#### Data listing:
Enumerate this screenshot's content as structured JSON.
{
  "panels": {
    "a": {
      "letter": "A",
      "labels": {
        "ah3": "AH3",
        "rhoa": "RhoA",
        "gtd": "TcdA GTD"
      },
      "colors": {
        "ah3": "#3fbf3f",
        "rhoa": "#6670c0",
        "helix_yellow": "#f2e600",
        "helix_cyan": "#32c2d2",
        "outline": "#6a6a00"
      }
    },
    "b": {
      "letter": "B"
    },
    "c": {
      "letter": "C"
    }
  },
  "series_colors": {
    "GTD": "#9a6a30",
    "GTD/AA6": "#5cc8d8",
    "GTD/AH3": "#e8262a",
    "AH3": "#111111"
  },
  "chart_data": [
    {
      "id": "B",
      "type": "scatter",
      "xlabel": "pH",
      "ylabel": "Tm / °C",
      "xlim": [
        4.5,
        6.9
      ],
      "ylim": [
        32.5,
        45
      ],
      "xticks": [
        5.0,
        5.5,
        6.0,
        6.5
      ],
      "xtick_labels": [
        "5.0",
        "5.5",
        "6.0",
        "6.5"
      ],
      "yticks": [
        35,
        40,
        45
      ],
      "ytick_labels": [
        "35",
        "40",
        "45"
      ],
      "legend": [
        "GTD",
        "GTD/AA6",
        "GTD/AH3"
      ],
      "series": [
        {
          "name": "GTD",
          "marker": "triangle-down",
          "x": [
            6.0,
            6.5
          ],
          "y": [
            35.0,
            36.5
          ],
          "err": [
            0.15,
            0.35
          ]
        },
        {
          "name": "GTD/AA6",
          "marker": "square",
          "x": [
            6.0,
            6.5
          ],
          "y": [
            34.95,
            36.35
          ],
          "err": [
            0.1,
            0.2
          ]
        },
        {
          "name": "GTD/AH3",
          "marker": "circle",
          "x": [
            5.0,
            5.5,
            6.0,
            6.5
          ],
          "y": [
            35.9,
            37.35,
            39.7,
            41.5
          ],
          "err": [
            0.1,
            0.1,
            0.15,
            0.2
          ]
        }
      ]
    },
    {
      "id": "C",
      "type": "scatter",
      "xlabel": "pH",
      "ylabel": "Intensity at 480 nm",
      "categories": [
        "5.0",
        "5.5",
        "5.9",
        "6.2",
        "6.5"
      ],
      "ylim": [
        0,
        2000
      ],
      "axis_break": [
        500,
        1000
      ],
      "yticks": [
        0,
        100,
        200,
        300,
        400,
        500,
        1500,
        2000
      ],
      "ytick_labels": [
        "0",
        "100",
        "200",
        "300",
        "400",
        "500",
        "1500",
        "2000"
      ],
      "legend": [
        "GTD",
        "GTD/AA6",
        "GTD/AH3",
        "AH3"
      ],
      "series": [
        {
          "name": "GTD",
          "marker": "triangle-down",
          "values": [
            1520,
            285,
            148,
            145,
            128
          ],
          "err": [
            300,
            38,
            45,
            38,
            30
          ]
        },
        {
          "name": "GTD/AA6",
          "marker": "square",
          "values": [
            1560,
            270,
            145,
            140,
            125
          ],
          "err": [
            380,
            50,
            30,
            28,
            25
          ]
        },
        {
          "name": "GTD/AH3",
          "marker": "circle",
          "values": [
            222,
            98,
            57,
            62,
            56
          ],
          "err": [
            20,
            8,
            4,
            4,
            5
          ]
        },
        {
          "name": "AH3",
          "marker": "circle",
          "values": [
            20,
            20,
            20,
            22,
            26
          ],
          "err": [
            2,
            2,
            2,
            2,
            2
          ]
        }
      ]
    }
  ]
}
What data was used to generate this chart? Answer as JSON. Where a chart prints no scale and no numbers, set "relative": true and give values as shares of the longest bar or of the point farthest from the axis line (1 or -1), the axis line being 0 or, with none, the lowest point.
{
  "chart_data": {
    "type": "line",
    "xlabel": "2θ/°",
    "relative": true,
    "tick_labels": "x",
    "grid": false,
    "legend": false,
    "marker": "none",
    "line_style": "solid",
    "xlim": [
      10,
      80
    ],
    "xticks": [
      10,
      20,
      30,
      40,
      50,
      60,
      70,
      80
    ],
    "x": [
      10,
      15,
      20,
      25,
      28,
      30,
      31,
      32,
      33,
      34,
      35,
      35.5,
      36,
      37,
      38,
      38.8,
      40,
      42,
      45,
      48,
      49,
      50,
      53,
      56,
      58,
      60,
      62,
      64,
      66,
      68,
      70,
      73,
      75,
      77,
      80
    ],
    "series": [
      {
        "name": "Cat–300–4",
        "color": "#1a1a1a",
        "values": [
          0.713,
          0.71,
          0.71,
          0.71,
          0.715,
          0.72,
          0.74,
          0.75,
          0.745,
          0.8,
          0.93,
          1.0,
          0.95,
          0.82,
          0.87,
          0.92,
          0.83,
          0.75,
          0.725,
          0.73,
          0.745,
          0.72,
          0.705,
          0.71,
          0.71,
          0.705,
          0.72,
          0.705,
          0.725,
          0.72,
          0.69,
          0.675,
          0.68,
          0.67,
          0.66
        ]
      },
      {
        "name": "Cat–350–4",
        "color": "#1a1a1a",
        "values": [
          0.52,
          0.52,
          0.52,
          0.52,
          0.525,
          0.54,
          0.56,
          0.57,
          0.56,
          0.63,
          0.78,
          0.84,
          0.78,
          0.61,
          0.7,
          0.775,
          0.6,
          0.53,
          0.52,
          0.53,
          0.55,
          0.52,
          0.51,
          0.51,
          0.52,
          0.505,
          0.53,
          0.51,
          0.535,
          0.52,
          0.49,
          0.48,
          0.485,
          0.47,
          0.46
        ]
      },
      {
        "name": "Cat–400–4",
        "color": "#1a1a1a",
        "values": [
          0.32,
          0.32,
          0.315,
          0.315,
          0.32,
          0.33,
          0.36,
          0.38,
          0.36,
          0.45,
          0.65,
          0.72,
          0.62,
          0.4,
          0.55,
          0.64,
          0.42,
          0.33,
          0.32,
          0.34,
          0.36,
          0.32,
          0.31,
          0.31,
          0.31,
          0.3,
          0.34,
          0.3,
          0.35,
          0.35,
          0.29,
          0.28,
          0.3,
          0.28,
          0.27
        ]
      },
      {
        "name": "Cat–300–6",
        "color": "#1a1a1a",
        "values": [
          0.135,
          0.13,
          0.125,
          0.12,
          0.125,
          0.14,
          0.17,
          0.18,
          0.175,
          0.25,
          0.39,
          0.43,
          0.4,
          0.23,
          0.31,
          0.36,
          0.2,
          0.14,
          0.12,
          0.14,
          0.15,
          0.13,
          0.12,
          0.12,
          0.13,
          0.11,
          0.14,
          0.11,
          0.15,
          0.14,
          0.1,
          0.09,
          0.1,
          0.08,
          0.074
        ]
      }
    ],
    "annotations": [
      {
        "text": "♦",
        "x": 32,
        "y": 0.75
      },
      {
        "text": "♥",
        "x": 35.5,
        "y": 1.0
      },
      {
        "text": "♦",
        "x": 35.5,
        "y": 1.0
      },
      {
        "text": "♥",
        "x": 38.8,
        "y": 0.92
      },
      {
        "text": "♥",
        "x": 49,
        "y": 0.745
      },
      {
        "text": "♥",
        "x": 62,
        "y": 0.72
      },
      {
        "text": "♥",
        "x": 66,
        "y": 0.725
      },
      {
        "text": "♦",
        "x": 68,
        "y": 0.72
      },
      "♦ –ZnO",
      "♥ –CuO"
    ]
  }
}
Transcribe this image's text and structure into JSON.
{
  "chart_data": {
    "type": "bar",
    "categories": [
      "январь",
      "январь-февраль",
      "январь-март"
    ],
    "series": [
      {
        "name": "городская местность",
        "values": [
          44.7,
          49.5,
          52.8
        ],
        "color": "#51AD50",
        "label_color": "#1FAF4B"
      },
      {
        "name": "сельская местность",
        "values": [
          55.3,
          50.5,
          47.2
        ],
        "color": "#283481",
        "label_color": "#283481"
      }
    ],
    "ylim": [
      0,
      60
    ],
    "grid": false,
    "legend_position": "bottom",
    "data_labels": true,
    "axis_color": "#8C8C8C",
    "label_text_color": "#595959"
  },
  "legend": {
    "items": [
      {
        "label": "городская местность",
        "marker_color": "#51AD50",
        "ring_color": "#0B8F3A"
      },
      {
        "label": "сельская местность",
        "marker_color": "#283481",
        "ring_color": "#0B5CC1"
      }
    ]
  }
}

#### Challenge:
Your task is to reproduce, exactly and exclusively, the lines from the one holding "Transcribe this image's" through the final line of the listing.

#### Result:
Transcribe this image's text and structure into JSON.
{
  "chart_data": {
    "type": "bar",
    "categories": [
      "январь",
      "январь-февраль",
      "январь-март"
    ],
    "series": [
      {
        "name": "городская местность",
        "values": [
          44.7,
          49.5,
          52.8
        ],
        "color": "#51AD50",
        "label_color": "#1FAF4B"
      },
      {
        "name": "сельская местность",
        "values": [
          55.3,
          50.5,
          47.2
        ],
        "color": "#283481",
        "label_color": "#283481"
      }
    ],
    "ylim": [
      0,
      60
    ],
    "grid": false,
    "legend_position": "bottom",
    "data_labels": true,
    "axis_color": "#8C8C8C",
    "label_text_color": "#595959"
  },
  "legend": {
    "items": [
      {
        "label": "городская местность",
        "marker_color": "#51AD50",
        "ring_color": "#0B8F3A"
      },
      {
        "label": "сельская местность",
        "marker_color": "#283481",
        "ring_color": "#0B5CC1"
      }
    ]
  }
}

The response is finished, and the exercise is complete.